Entries taken from a collection:
· · · · ·
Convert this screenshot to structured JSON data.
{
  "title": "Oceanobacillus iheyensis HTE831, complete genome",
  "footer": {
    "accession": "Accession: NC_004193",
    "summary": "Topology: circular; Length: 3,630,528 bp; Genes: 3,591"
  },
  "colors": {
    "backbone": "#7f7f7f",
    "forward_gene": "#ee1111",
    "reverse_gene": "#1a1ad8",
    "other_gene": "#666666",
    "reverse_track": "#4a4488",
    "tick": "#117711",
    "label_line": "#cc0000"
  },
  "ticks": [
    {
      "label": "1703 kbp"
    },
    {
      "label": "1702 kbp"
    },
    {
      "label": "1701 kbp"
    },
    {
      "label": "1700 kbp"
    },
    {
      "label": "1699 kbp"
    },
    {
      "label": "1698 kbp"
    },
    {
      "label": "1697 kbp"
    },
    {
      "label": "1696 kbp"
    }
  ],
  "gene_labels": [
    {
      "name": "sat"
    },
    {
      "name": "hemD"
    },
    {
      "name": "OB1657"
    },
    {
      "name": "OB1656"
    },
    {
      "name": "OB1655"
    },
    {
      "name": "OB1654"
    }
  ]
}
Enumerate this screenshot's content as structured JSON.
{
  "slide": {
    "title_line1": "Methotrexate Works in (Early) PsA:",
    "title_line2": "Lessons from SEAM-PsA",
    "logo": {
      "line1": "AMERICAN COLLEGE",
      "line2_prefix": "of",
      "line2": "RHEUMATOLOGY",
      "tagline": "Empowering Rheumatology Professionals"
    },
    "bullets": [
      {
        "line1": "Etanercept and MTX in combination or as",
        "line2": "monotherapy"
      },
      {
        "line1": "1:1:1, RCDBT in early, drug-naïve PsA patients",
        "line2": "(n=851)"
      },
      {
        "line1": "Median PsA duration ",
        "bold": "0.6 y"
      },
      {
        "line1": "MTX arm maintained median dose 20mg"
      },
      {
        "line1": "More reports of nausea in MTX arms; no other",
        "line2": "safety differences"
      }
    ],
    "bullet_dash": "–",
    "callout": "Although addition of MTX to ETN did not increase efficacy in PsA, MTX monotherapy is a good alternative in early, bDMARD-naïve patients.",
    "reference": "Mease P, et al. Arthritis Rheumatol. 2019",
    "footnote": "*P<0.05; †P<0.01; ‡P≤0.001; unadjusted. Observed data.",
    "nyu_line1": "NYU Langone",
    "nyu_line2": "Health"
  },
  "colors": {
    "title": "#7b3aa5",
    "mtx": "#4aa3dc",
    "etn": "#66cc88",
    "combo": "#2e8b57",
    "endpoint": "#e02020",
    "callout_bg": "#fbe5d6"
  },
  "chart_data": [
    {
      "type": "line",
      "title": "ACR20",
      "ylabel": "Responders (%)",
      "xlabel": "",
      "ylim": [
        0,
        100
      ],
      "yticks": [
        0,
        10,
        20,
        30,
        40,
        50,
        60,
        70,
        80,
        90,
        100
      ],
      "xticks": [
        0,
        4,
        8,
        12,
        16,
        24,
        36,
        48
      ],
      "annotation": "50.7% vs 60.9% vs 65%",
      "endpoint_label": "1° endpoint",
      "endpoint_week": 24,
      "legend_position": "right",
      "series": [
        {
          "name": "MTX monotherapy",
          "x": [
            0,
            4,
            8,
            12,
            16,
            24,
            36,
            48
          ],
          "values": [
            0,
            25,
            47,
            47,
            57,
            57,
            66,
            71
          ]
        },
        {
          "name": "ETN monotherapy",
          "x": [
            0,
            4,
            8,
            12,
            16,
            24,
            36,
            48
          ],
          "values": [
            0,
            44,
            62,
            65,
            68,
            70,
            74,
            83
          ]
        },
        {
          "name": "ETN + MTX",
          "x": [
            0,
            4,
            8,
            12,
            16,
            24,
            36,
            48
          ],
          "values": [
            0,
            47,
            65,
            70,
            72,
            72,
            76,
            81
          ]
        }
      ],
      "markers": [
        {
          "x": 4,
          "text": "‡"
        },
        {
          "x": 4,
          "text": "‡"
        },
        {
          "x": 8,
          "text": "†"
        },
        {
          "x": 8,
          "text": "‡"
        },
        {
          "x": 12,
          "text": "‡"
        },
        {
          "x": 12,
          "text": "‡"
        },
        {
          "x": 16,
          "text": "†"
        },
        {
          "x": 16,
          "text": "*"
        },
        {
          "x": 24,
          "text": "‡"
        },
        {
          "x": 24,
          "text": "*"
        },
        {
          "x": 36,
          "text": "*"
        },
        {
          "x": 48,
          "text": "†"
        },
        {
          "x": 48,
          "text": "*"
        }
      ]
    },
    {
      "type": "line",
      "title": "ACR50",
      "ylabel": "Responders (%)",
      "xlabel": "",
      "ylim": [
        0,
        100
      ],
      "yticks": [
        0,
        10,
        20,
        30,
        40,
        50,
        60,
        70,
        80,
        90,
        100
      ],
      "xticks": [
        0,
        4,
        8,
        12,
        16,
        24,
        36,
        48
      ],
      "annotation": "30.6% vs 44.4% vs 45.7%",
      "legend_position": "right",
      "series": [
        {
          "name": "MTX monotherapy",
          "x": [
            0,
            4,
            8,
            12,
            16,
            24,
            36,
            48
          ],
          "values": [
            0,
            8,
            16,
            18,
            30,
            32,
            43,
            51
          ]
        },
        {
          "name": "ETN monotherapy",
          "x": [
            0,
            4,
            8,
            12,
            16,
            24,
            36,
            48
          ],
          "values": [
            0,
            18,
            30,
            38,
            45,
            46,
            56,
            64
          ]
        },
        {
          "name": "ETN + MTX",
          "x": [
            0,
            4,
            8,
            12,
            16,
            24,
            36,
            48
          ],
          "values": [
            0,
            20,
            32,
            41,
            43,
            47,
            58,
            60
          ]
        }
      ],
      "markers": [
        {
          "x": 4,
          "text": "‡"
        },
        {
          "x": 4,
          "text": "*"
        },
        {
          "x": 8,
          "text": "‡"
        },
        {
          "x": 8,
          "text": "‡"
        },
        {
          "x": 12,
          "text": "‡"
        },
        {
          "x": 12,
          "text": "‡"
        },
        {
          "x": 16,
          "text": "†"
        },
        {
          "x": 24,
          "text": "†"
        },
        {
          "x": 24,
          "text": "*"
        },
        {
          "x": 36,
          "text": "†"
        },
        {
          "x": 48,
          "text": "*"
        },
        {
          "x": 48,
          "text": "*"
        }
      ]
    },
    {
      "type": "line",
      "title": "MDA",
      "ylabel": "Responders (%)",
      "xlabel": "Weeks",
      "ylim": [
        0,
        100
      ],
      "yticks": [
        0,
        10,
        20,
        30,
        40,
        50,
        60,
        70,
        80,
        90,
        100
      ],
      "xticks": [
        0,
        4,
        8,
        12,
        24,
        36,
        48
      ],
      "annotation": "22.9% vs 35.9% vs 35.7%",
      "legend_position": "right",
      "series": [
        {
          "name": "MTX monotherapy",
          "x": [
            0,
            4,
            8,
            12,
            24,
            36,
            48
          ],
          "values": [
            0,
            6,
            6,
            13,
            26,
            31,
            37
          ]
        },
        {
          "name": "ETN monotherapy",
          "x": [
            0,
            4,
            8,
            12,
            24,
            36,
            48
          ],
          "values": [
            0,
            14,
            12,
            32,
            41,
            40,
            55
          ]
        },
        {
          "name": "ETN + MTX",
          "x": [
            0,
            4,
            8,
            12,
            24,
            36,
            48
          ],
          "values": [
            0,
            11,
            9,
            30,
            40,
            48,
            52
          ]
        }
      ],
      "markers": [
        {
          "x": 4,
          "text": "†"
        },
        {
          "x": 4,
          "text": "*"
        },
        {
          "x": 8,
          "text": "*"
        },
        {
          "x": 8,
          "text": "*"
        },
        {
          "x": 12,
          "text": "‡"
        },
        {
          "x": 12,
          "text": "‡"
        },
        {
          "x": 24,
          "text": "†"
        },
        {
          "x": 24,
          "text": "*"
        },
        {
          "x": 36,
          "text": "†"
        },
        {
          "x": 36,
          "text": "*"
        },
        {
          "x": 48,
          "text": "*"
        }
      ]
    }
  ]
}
· · · · ·
## What you will do
Reading through the records above, report each line in which the string "JSON" is found.

## Answer
Convert this screenshot to structured JSON data.
Enumerate this screenshot's content as structured JSON.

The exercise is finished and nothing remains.